EXERCISE AIM: Below are some entries. Copy each line that holds the string "using".

RECORDED INFORMATION:

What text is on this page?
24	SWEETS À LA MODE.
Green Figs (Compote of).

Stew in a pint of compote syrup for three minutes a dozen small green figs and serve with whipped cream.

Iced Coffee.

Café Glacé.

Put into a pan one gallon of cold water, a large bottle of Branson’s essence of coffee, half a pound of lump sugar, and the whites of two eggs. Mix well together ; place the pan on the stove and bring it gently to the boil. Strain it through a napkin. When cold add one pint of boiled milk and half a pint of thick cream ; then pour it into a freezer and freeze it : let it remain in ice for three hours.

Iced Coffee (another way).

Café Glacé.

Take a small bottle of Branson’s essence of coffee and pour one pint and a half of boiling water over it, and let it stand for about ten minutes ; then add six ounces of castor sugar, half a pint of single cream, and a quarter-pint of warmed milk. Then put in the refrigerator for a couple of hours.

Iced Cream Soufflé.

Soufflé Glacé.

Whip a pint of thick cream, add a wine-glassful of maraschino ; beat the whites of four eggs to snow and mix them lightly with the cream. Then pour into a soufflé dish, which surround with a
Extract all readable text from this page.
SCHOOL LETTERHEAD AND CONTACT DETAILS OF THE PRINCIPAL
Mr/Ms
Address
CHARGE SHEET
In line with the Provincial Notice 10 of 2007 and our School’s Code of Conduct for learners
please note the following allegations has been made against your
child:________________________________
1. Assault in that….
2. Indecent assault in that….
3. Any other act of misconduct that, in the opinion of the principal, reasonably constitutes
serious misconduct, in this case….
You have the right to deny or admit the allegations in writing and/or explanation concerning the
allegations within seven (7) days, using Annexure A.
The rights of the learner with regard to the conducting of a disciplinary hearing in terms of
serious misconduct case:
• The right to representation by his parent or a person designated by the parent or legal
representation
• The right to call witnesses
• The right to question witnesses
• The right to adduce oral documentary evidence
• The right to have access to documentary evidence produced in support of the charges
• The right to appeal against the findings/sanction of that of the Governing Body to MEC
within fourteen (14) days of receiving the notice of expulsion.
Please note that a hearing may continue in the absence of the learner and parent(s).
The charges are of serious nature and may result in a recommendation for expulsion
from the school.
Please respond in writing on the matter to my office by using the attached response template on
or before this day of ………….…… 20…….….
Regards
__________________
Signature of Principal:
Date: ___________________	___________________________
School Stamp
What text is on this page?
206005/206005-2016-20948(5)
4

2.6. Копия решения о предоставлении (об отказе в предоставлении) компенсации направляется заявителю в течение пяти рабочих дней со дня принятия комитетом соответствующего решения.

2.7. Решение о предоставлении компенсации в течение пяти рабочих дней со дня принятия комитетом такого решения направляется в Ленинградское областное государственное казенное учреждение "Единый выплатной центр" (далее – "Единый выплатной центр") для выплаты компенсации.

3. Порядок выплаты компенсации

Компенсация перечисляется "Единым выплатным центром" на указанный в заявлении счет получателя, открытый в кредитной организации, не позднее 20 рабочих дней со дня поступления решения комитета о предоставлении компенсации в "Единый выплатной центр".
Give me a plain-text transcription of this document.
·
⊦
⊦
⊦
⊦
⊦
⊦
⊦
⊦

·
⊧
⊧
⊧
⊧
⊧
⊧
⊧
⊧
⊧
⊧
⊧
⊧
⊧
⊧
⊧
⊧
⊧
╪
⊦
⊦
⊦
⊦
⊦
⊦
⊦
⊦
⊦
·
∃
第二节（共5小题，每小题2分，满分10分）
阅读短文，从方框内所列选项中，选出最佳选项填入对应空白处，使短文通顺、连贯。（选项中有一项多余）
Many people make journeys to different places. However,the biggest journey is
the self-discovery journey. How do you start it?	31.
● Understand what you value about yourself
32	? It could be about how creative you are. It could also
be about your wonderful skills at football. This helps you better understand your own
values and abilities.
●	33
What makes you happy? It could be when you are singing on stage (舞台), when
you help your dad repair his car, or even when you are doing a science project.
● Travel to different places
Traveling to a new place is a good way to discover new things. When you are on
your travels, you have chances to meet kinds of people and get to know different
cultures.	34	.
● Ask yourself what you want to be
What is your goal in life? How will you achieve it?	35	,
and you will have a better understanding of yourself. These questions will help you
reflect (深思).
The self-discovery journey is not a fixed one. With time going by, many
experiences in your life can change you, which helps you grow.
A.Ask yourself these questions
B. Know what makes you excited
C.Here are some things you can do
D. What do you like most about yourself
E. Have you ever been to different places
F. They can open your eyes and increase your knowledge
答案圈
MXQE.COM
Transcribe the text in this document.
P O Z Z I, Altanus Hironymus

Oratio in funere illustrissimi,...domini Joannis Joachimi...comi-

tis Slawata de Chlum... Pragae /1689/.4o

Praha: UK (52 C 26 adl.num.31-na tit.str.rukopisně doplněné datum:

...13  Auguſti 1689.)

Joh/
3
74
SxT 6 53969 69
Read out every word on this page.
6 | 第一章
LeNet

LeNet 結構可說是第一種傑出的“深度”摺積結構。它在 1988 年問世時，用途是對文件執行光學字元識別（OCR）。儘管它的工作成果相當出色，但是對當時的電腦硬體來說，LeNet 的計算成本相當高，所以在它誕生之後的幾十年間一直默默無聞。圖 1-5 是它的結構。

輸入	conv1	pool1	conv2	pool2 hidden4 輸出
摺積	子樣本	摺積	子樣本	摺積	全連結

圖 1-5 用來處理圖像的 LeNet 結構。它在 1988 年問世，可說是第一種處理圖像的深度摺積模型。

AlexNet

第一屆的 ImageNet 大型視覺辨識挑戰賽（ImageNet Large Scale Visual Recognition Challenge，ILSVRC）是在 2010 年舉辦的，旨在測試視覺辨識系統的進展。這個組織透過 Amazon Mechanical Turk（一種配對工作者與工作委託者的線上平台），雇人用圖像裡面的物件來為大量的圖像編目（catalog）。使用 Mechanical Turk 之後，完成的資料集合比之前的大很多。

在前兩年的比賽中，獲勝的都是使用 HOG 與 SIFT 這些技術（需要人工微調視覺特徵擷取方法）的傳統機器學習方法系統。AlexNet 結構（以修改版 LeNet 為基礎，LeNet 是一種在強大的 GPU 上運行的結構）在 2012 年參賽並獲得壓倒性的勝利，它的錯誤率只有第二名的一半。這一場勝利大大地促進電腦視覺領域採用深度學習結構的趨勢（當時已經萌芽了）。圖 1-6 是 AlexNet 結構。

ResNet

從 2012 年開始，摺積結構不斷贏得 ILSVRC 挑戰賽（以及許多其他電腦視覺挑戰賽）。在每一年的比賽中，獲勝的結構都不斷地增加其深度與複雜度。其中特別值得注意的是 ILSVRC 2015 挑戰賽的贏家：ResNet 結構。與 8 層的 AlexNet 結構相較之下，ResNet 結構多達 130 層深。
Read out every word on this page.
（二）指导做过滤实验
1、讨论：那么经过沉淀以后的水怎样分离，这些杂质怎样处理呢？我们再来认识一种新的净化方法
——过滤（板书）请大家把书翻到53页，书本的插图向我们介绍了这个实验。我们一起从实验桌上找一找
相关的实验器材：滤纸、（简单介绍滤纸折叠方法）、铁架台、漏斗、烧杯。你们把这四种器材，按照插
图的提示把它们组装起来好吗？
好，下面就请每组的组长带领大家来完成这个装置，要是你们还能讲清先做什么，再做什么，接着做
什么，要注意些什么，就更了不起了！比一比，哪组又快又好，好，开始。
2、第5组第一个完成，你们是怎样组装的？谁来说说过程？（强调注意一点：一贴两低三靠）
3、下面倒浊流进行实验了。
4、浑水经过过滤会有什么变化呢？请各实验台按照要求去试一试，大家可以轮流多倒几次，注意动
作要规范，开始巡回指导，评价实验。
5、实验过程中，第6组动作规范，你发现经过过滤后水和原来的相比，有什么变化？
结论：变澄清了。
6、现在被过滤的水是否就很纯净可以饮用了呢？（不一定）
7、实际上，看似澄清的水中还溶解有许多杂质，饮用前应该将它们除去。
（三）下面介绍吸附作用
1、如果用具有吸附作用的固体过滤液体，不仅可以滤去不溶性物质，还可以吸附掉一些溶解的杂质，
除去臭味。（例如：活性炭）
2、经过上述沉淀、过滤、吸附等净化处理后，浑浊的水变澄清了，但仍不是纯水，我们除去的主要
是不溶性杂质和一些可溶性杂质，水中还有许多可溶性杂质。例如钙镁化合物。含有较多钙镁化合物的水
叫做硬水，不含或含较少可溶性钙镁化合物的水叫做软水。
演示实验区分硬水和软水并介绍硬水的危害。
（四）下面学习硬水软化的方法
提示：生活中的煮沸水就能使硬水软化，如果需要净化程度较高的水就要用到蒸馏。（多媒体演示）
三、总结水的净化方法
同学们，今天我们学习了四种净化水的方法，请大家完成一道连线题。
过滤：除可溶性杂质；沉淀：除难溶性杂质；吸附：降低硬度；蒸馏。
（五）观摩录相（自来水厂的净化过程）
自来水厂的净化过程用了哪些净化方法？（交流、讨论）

SOLUTION TO THIS EXERCISE:
allegations within seven (7) days, using Annexure A.
Please respond in writing on the matter to my office by using the attached response template on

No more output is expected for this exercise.